§ **THE REQUEST**
Write the data out again exactly, with no pictures.

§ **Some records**
-- start --

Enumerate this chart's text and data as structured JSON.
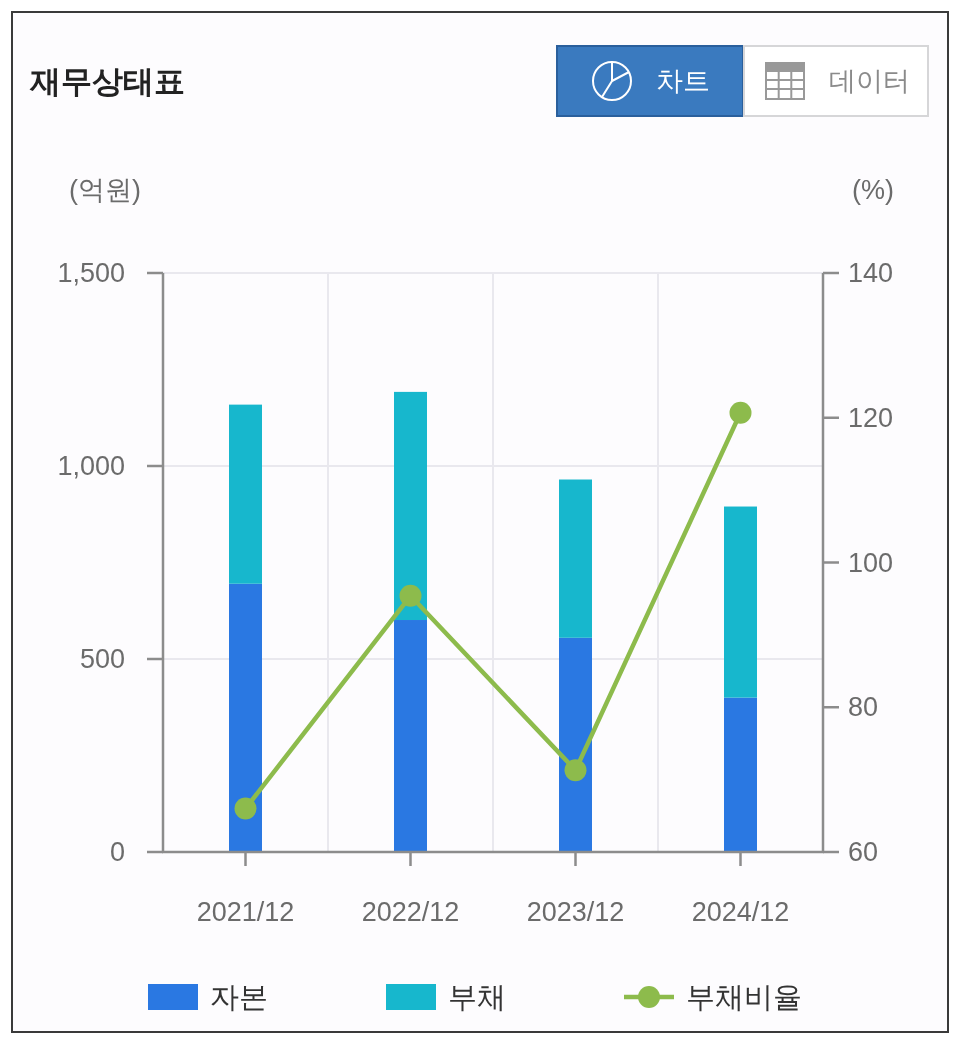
{
  "chart_data": {
    "type": "bar",
    "title": "재무상태표",
    "annotations": [
      "차트",
      "데이터"
    ],
    "ylabel": "(억원)",
    "y2label": "(%)",
    "categories": [
      "2021/12",
      "2022/12",
      "2023/12",
      "2024/12"
    ],
    "stacked": true,
    "series": [
      {
        "name": "자본",
        "color": "#2a78e2",
        "values": [
          695,
          601,
          555,
          400
        ]
      },
      {
        "name": "부채",
        "color": "#17b7cd",
        "values": [
          464,
          591,
          410,
          495
        ]
      },
      {
        "name": "부채비율",
        "type": "line",
        "axis": "y2",
        "color": "#8dbb4c",
        "marker": "circle",
        "values": [
          66.0,
          95.4,
          71.3,
          120.7
        ]
      }
    ],
    "ylim": [
      0,
      1500
    ],
    "yticks": [
      0,
      500,
      {
        "value": 1000,
        "label": "1,000"
      },
      {
        "value": 1500,
        "label": "1,500"
      }
    ],
    "y2lim": [
      60,
      140
    ],
    "y2ticks": [
      60,
      80,
      100,
      120,
      140
    ],
    "grid": true,
    "legend": "bottom"
  }
}
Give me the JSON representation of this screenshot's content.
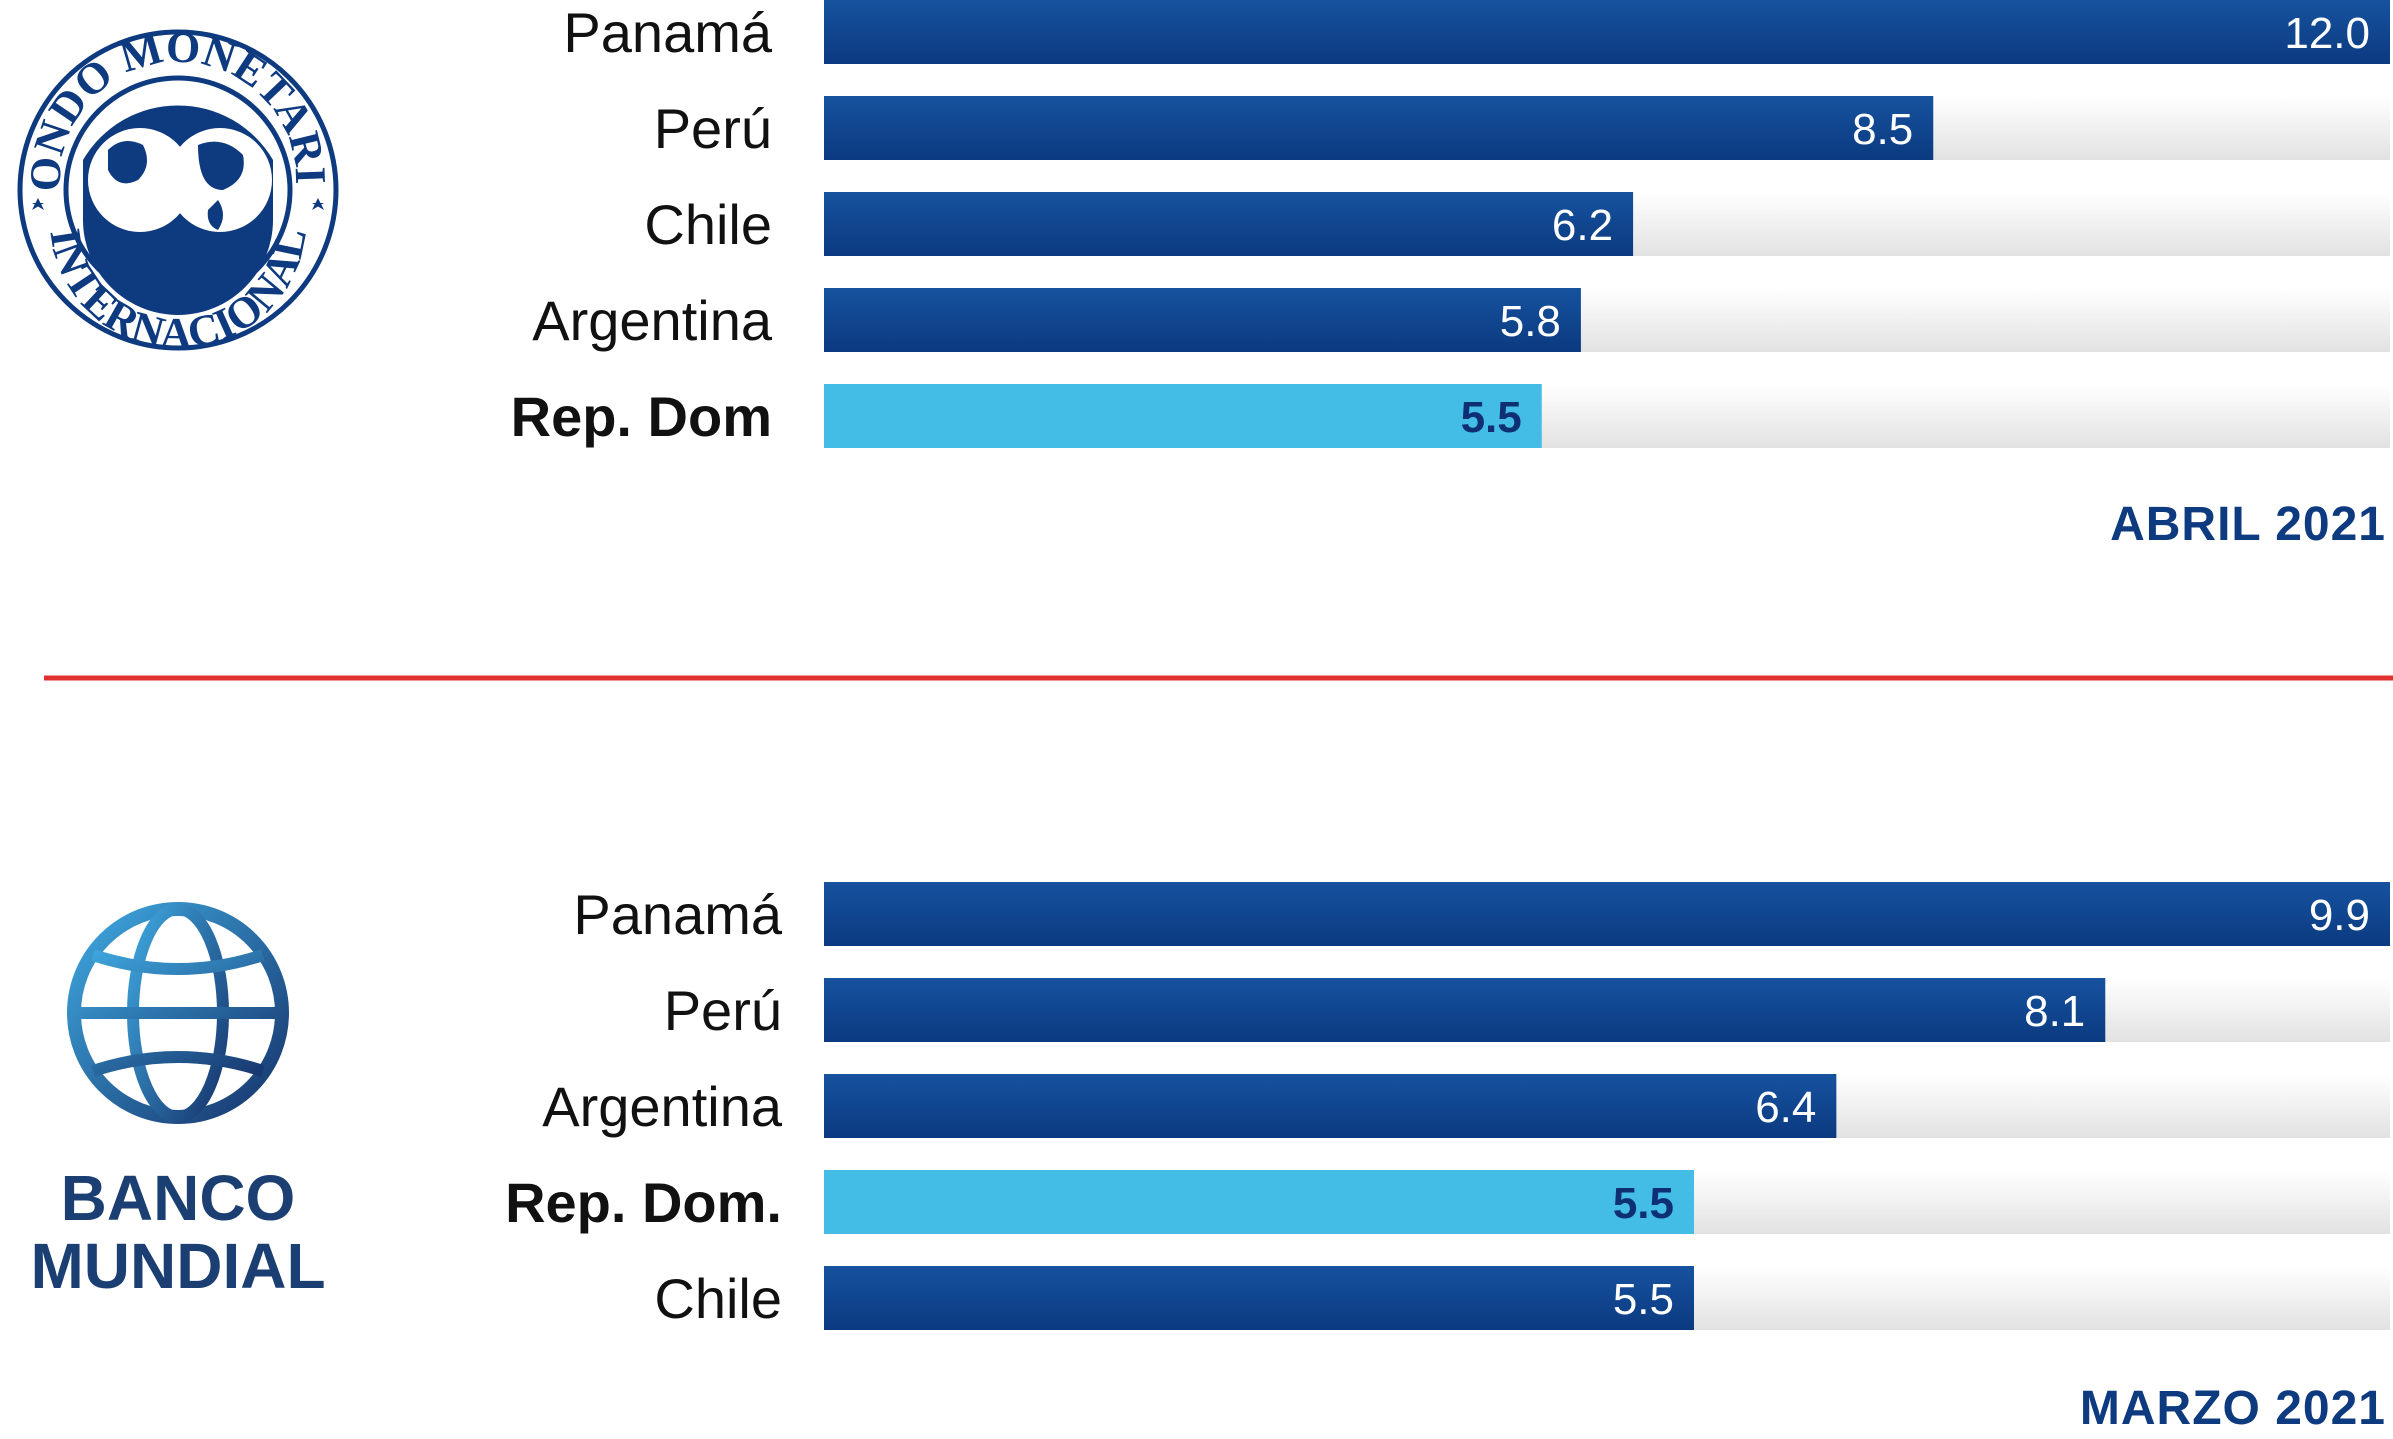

-- end --

§ **RESULT OF THIS TASK**
Enumerate this chart's text and data as structured JSON.
{
  "chart_data": {
    "type": "bar",
    "title": "재무상태표",
    "annotations": [
      "차트",
      "데이터"
    ],
    "ylabel": "(억원)",
    "y2label": "(%)",
    "categories": [
      "2021/12",
      "2022/12",
      "2023/12",
      "2024/12"
    ],
    "stacked": true,
    "series": [
      {
        "name": "자본",
        "color": "#2a78e2",
        "values": [
          695,
          601,
          555,
          400
        ]
      },
      {
        "name": "부채",
        "color": "#17b7cd",
        "values": [
          464,
          591,
          410,
          495
        ]
      },
      {
        "name": "부채비율",
        "type": "line",
        "axis": "y2",
        "color": "#8dbb4c",
        "marker": "circle",
        "values": [
          66.0,
          95.4,
          71.3,
          120.7
        ]
      }
    ],
    "ylim": [
      0,
      1500
    ],
    "yticks": [
      0,
      500,
      {
        "value": 1000,
        "label": "1,000"
      },
      {
        "value": 1500,
        "label": "1,500"
      }
    ],
    "y2lim": [
      60,
      140
    ],
    "y2ticks": [
      60,
      80,
      100,
      120,
      140
    ],
    "grid": true,
    "legend": "bottom"
  }
}
Give me the JSON representation of this screenshot's content.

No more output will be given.